| Task statement |
Can you transcribe every record below exactly as it appears?

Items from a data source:
┌──
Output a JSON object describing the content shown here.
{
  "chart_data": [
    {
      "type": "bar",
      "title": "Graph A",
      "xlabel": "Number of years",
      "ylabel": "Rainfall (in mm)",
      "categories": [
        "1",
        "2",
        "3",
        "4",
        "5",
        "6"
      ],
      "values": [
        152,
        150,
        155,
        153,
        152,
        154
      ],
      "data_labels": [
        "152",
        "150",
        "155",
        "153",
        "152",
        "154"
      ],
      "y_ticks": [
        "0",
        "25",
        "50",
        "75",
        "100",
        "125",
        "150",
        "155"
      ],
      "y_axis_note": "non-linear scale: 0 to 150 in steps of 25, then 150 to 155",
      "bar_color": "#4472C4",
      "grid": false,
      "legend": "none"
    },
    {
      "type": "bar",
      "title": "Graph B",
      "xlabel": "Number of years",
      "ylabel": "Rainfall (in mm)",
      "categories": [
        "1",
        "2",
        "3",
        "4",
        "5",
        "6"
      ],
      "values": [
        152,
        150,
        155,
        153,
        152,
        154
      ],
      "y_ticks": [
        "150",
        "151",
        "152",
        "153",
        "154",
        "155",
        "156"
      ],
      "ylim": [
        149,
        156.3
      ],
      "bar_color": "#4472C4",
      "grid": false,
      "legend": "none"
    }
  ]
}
└──
| Task answer |
Output a JSON object describing the content shown here.
{
  "chart_data": [
    {
      "type": "bar",
      "title": "Graph A",
      "xlabel": "Number of years",
      "ylabel": "Rainfall (in mm)",
      "categories": [
        "1",
        "2",
        "3",
        "4",
        "5",
        "6"
      ],
      "values": [
        152,
        150,
        155,
        153,
        152,
        154
      ],
      "data_labels": [
        "152",
        "150",
        "155",
        "153",
        "152",
        "154"
      ],
      "y_ticks": [
        "0",
        "25",
        "50",
        "75",
        "100",
        "125",
        "150",
        "155"
      ],
      "y_axis_note": "non-linear scale: 0 to 150 in steps of 25, then 150 to 155",
      "bar_color": "#4472C4",
      "grid": false,
      "legend": "none"
    },
    {
      "type": "bar",
      "title": "Graph B",
      "xlabel": "Number of years",
      "ylabel": "Rainfall (in mm)",
      "categories": [
        "1",
        "2",
        "3",
        "4",
        "5",
        "6"
      ],
      "values": [
        152,
        150,
        155,
        153,
        152,
        154
      ],
      "y_ticks": [
        "150",
        "151",
        "152",
        "153",
        "154",
        "155",
        "156"
      ],
      "ylim": [
        149,
        156.3
      ],
      "bar_color": "#4472C4",
      "grid": false,
      "legend": "none"
    }
  ]
}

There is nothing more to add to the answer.